* [What you have to do]
Word for word, quote all of the material, omitting the pictures.

Stored data
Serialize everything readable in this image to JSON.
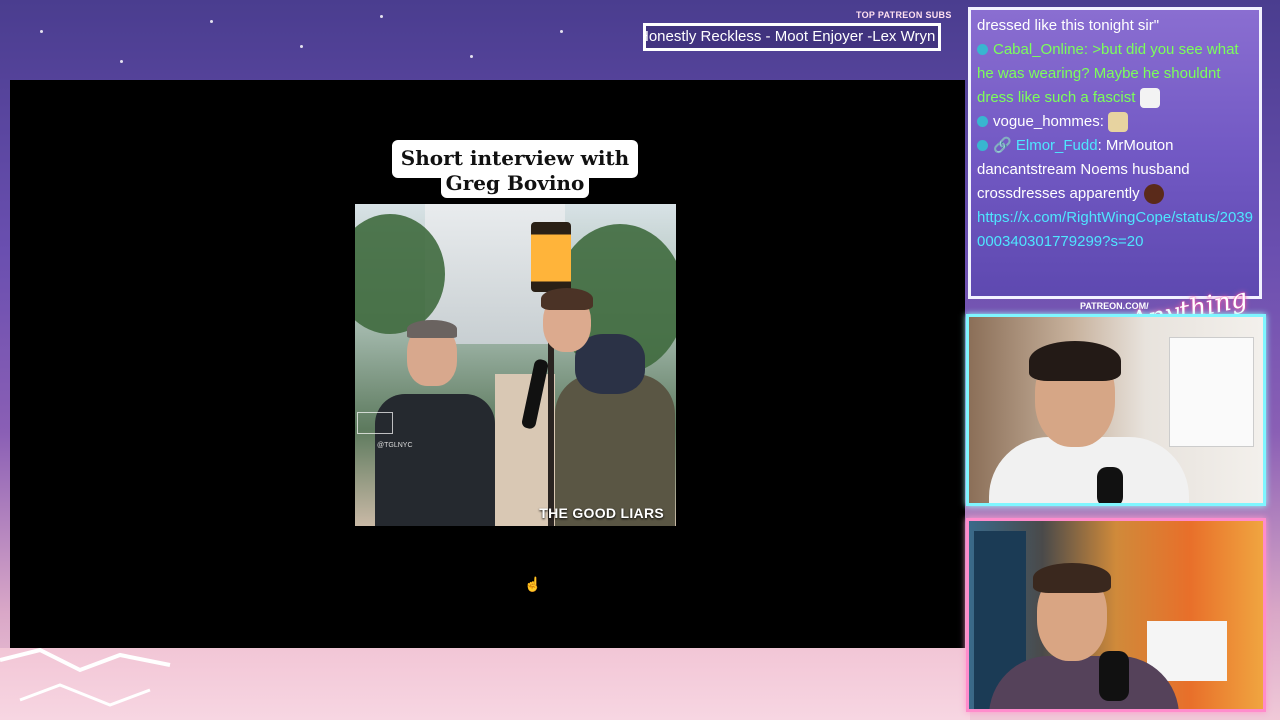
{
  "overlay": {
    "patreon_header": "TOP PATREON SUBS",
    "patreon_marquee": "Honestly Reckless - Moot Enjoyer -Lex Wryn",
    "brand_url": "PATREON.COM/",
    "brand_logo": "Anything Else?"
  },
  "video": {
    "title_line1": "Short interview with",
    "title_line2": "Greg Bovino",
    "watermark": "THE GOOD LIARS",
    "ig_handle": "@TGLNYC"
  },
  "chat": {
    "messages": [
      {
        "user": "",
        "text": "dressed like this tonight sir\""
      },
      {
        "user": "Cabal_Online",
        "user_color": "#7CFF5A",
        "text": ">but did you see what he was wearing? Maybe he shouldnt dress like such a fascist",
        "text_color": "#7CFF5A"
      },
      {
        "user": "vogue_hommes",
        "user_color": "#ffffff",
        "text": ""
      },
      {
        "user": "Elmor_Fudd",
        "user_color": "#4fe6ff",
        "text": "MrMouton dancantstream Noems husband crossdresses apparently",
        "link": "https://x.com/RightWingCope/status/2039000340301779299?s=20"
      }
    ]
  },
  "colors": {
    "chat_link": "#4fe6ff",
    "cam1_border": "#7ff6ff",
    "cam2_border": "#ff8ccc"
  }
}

* [Right answer]
Serialize everything readable in this image to JSON.
{
  "overlay": {
    "patreon_header": "TOP PATREON SUBS",
    "patreon_marquee": "Honestly Reckless - Moot Enjoyer -Lex Wryn",
    "brand_url": "PATREON.COM/",
    "brand_logo": "Anything Else?"
  },
  "video": {
    "title_line1": "Short interview with",
    "title_line2": "Greg Bovino",
    "watermark": "THE GOOD LIARS",
    "ig_handle": "@TGLNYC"
  },
  "chat": {
    "messages": [
      {
        "user": "",
        "text": "dressed like this tonight sir\""
      },
      {
        "user": "Cabal_Online",
        "user_color": "#7CFF5A",
        "text": ">but did you see what he was wearing? Maybe he shouldnt dress like such a fascist",
        "text_color": "#7CFF5A"
      },
      {
        "user": "vogue_hommes",
        "user_color": "#ffffff",
        "text": ""
      },
      {
        "user": "Elmor_Fudd",
        "user_color": "#4fe6ff",
        "text": "MrMouton dancantstream Noems husband crossdresses apparently",
        "link": "https://x.com/RightWingCope/status/2039000340301779299?s=20"
      }
    ]
  },
  "colors": {
    "chat_link": "#4fe6ff",
    "cam1_border": "#7ff6ff",
    "cam2_border": "#ff8ccc"
  }
}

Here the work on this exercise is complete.